(Dataset records)
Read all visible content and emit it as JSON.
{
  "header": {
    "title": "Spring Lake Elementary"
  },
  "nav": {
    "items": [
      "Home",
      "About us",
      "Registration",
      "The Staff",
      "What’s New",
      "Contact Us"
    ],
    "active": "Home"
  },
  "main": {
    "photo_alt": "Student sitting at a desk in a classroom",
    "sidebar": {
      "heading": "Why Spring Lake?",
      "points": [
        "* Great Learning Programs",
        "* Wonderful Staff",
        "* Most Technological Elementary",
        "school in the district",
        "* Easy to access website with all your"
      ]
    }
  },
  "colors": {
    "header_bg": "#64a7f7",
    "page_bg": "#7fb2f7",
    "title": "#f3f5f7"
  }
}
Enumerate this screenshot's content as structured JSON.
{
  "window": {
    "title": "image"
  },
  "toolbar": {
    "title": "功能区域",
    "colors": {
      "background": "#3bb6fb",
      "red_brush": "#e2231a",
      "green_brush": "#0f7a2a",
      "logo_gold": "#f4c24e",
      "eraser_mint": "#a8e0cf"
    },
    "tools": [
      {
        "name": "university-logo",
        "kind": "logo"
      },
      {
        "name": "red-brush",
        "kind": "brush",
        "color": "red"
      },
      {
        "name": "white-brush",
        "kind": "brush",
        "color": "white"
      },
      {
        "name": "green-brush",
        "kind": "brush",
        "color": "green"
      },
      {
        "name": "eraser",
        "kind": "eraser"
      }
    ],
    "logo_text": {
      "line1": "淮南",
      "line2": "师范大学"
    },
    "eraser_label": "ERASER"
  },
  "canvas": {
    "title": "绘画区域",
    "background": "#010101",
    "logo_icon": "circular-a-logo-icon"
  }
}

--- GOAL ---
Copy and report every line where the word "name" is present.

--- IN RESPONSE ---
        "name": "university-logo",
        "name": "red-brush",
        "name": "white-brush",
        "name": "green-brush",
        "name": "eraser",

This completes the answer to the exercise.